**Provided data**

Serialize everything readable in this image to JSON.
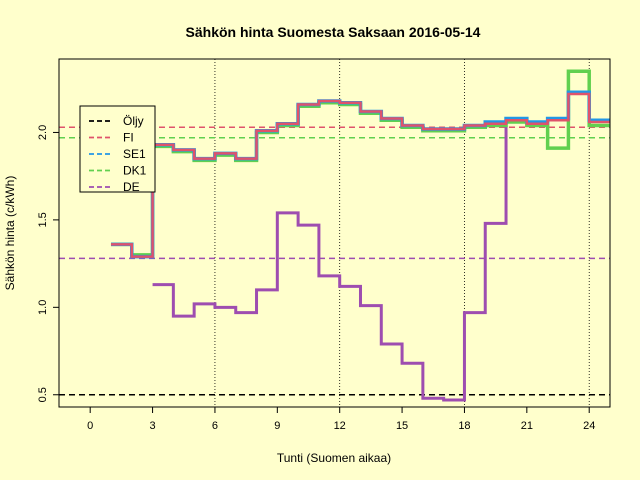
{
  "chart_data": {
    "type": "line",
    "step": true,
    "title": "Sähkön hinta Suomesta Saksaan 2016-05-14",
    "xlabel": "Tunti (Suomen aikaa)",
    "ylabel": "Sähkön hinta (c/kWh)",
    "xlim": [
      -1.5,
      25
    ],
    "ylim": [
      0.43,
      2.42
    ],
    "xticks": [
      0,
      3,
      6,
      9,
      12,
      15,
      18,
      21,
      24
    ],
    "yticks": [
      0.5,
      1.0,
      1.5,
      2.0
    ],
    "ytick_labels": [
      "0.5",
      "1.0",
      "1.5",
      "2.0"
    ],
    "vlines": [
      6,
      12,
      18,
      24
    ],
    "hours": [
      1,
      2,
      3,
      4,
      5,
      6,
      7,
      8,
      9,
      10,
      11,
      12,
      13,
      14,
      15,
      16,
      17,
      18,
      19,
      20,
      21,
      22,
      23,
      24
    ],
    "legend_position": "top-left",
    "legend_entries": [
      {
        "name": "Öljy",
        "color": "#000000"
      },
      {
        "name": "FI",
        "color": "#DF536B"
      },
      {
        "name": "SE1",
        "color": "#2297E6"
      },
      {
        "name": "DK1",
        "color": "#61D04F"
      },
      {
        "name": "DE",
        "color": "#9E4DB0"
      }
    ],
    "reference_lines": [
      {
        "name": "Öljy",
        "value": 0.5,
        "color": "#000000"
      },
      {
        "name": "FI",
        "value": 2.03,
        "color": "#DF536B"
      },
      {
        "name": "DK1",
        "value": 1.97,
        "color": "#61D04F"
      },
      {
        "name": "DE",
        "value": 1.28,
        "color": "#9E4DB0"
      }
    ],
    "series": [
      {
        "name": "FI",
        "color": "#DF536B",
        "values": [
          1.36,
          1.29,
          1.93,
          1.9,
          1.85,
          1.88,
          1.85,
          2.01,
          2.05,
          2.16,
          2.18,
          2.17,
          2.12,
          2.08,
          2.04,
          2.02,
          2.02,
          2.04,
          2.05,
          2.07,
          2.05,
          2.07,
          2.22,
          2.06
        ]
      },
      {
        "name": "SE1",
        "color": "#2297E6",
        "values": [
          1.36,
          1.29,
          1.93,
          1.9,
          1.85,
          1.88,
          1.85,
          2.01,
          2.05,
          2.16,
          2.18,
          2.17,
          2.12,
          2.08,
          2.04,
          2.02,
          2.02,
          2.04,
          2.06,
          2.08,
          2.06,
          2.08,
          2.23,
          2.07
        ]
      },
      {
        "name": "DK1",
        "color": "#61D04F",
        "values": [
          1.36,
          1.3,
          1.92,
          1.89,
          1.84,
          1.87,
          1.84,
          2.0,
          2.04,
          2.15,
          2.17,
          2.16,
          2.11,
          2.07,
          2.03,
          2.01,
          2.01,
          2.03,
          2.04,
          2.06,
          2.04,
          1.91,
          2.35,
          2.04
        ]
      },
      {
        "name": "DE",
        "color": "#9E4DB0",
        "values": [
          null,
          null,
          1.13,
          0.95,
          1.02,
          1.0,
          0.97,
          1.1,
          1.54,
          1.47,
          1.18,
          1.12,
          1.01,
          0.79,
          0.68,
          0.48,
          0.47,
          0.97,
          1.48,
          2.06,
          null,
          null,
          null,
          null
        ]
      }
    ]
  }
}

**The exercise**
The lines to collect are those holding the string "hinta"; copy them all.

**Solution to the exercise**
    "title": "Sähkön hinta Suomesta Saksaan 2016-05-14",
    "ylabel": "Sähkön hinta (c/kWh)",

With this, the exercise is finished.